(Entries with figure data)
═══

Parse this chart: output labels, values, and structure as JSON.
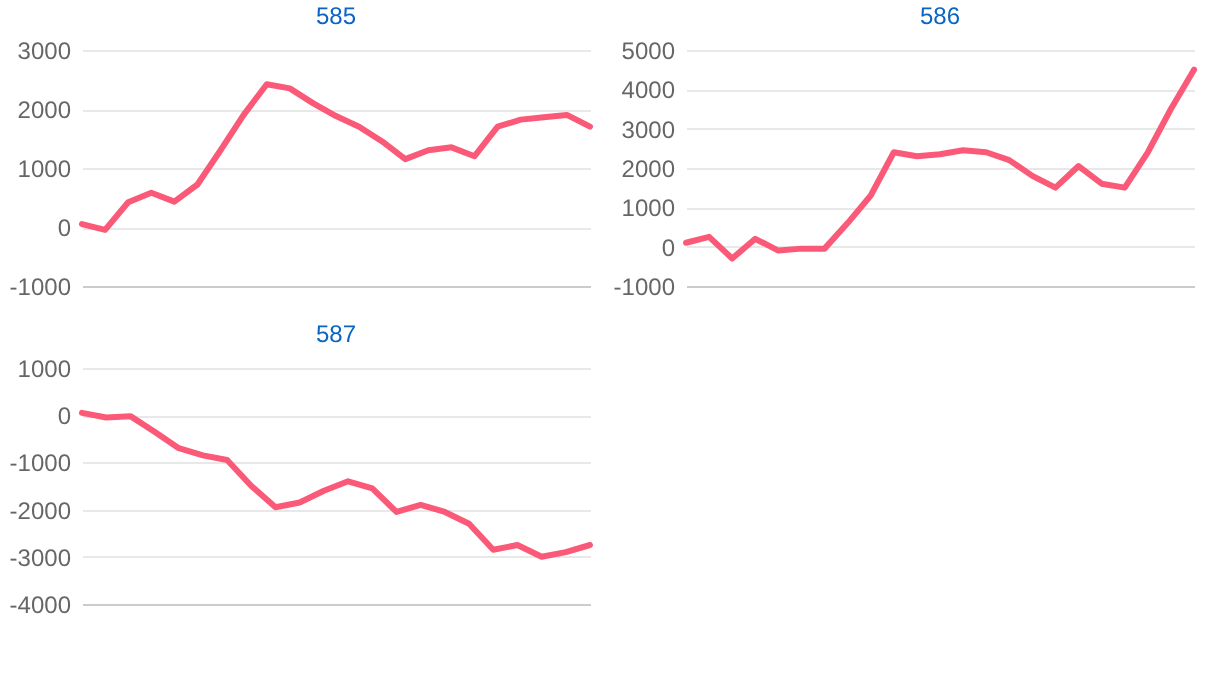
{
  "chart_data": [
    {
      "type": "line",
      "title": "585",
      "categories": [
        null,
        null,
        null,
        null,
        null,
        null,
        null,
        null,
        null,
        null,
        null,
        null,
        null,
        null,
        null,
        null,
        null,
        null,
        null,
        null,
        null,
        null,
        null
      ],
      "series": [
        {
          "color": "#fa5a78",
          "values": [
            50,
            -50,
            420,
            580,
            430,
            720,
            1300,
            1900,
            2420,
            2350,
            2100,
            1880,
            1700,
            1450,
            1150,
            1300,
            1350,
            1200,
            1700,
            1820,
            1860,
            1900,
            1700
          ]
        }
      ],
      "ylim": [
        -1000,
        3000
      ],
      "yticks": [
        -1000,
        0,
        1000,
        2000,
        3000
      ],
      "grid": "y"
    },
    {
      "type": "line",
      "title": "586",
      "categories": [
        null,
        null,
        null,
        null,
        null,
        null,
        null,
        null,
        null,
        null,
        null,
        null,
        null,
        null,
        null,
        null,
        null,
        null,
        null,
        null,
        null,
        null,
        null
      ],
      "series": [
        {
          "color": "#fa5a78",
          "values": [
            100,
            250,
            -300,
            200,
            -100,
            -50,
            -50,
            600,
            1300,
            2400,
            2300,
            2350,
            2450,
            2400,
            2200,
            1800,
            1500,
            2050,
            1600,
            1500,
            2400,
            3500,
            4500
          ]
        }
      ],
      "ylim": [
        -1000,
        5000
      ],
      "yticks": [
        -1000,
        0,
        1000,
        2000,
        3000,
        4000,
        5000
      ],
      "grid": "y"
    },
    {
      "type": "line",
      "title": "587",
      "categories": [
        null,
        null,
        null,
        null,
        null,
        null,
        null,
        null,
        null,
        null,
        null,
        null,
        null,
        null,
        null,
        null,
        null,
        null,
        null,
        null,
        null,
        null
      ],
      "series": [
        {
          "color": "#fa5a78",
          "values": [
            50,
            -50,
            -20,
            -350,
            -700,
            -850,
            -950,
            -1500,
            -1950,
            -1850,
            -1600,
            -1400,
            -1550,
            -2050,
            -1900,
            -2050,
            -2300,
            -2850,
            -2750,
            -3000,
            -2900,
            -2750
          ]
        }
      ],
      "ylim": [
        -4000,
        1000
      ],
      "yticks": [
        -4000,
        -3000,
        -2000,
        -1000,
        0,
        1000
      ],
      "grid": "y"
    }
  ]
}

═══

Write out the whole listing exactly, and drop the pictures.

Parse this chart: output labels, values, and structure as JSON.
{
  "chart_data": [
    {
      "type": "line",
      "title": "585",
      "categories": [
        null,
        null,
        null,
        null,
        null,
        null,
        null,
        null,
        null,
        null,
        null,
        null,
        null,
        null,
        null,
        null,
        null,
        null,
        null,
        null,
        null,
        null,
        null
      ],
      "series": [
        {
          "color": "#fa5a78",
          "values": [
            50,
            -50,
            420,
            580,
            430,
            720,
            1300,
            1900,
            2420,
            2350,
            2100,
            1880,
            1700,
            1450,
            1150,
            1300,
            1350,
            1200,
            1700,
            1820,
            1860,
            1900,
            1700
          ]
        }
      ],
      "ylim": [
        -1000,
        3000
      ],
      "yticks": [
        -1000,
        0,
        1000,
        2000,
        3000
      ],
      "grid": "y"
    },
    {
      "type": "line",
      "title": "586",
      "categories": [
        null,
        null,
        null,
        null,
        null,
        null,
        null,
        null,
        null,
        null,
        null,
        null,
        null,
        null,
        null,
        null,
        null,
        null,
        null,
        null,
        null,
        null,
        null
      ],
      "series": [
        {
          "color": "#fa5a78",
          "values": [
            100,
            250,
            -300,
            200,
            -100,
            -50,
            -50,
            600,
            1300,
            2400,
            2300,
            2350,
            2450,
            2400,
            2200,
            1800,
            1500,
            2050,
            1600,
            1500,
            2400,
            3500,
            4500
          ]
        }
      ],
      "ylim": [
        -1000,
        5000
      ],
      "yticks": [
        -1000,
        0,
        1000,
        2000,
        3000,
        4000,
        5000
      ],
      "grid": "y"
    },
    {
      "type": "line",
      "title": "587",
      "categories": [
        null,
        null,
        null,
        null,
        null,
        null,
        null,
        null,
        null,
        null,
        null,
        null,
        null,
        null,
        null,
        null,
        null,
        null,
        null,
        null,
        null,
        null
      ],
      "series": [
        {
          "color": "#fa5a78",
          "values": [
            50,
            -50,
            -20,
            -350,
            -700,
            -850,
            -950,
            -1500,
            -1950,
            -1850,
            -1600,
            -1400,
            -1550,
            -2050,
            -1900,
            -2050,
            -2300,
            -2850,
            -2750,
            -3000,
            -2900,
            -2750
          ]
        }
      ],
      "ylim": [
        -4000,
        1000
      ],
      "yticks": [
        -4000,
        -3000,
        -2000,
        -1000,
        0,
        1000
      ],
      "grid": "y"
    }
  ]
}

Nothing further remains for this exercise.